Records supplied:
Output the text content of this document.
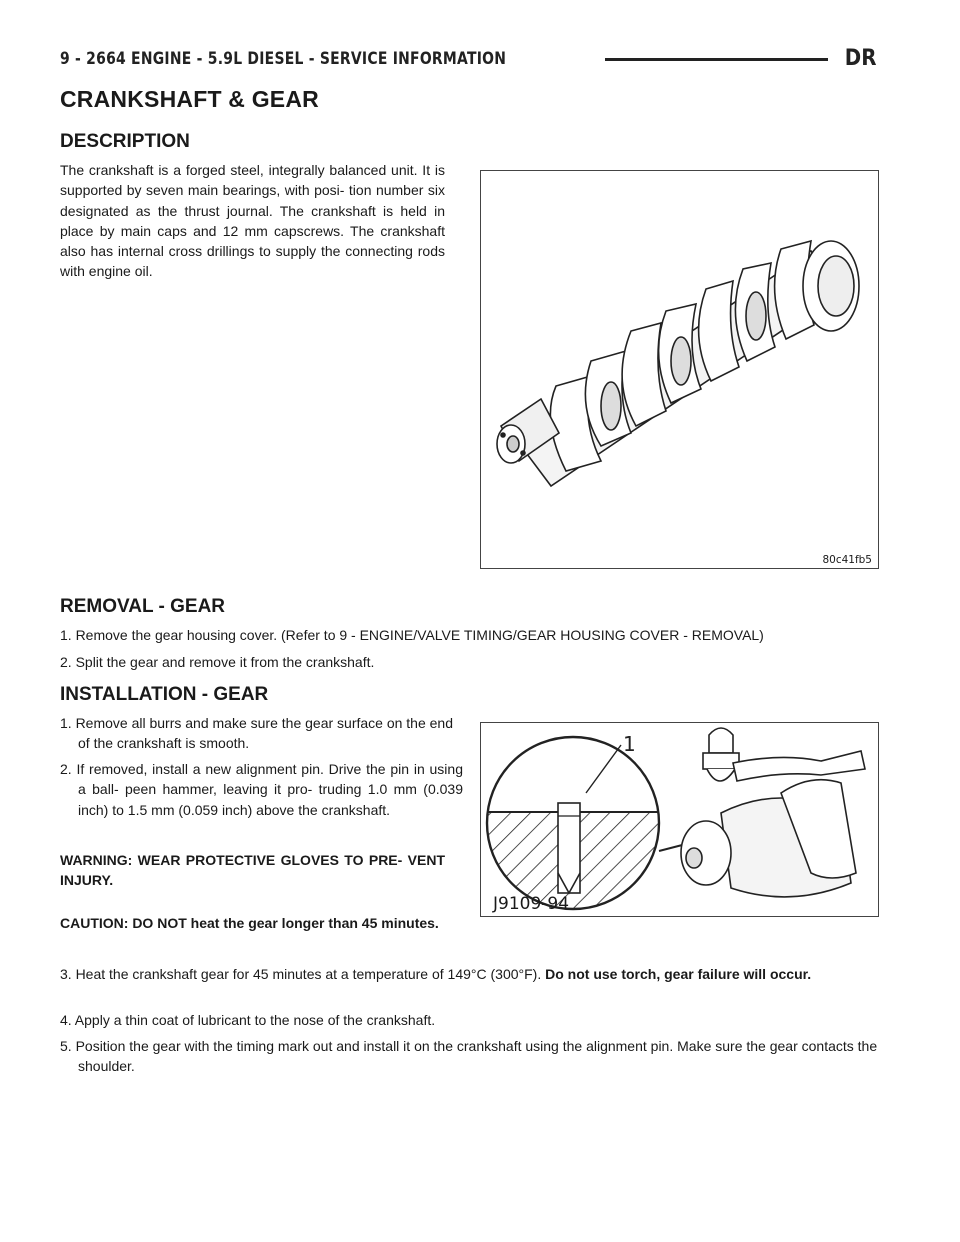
9 - 2664 ENGINE - 5.9L DIESEL - SERVICE INFORMATION	DR
CRANKSHAFT & GEAR
DESCRIPTION

The crankshaft is a forged steel, integrally balanced unit. It is supported by seven main bearings, with posi- tion number six designated as the thrust journal. The crankshaft is held in place by main caps and 12 mm capscrews. The crankshaft also has internal cross drillings to supply the connecting rods with engine oil.

80c41fb5
REMOVAL - GEAR

1. Remove the gear housing cover. (Refer to 9 - ENGINE/VALVE TIMING/GEAR HOUSING COVER - REMOVAL)

2. Split the gear and remove it from the crankshaft.

INSTALLATION - GEAR

1. Remove all burrs and make sure the gear surface on the end of the crankshaft is smooth.

2. If removed, install a new alignment pin. Drive the pin in using a ball- peen hammer, leaving it pro- truding 1.0 mm (0.039 inch) to 1.5 mm (0.059 inch) above the crankshaft.

WARNING: WEAR PROTECTIVE GLOVES TO PRE- VENT INJURY.

CAUTION: DO NOT heat the gear longer than 45 minutes.

1
J9109-94

3. Heat the crankshaft gear for 45 minutes at a temperature of 149°C (300°F). Do not use torch, gear failure will occur.

4. Apply a thin coat of lubricant to the nose of the crankshaft.

5. Position the gear with the timing mark out and install it on the crankshaft using the alignment pin. Make sure the gear contacts the shoulder.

Task statement: Filter the records for lines holding the string "alignment". Copy each one.

Solution for this task:
2. If removed, install a new alignment pin. Drive the pin in using a ball- peen hammer, leaving it pro- truding 1.0 mm (0.039 inch) to 1.5 mm (0.059 inch) above the crankshaft.
5. Position the gear with the timing mark out and install it on the crankshaft using the alignment pin. Make sure the gear contacts the shoulder.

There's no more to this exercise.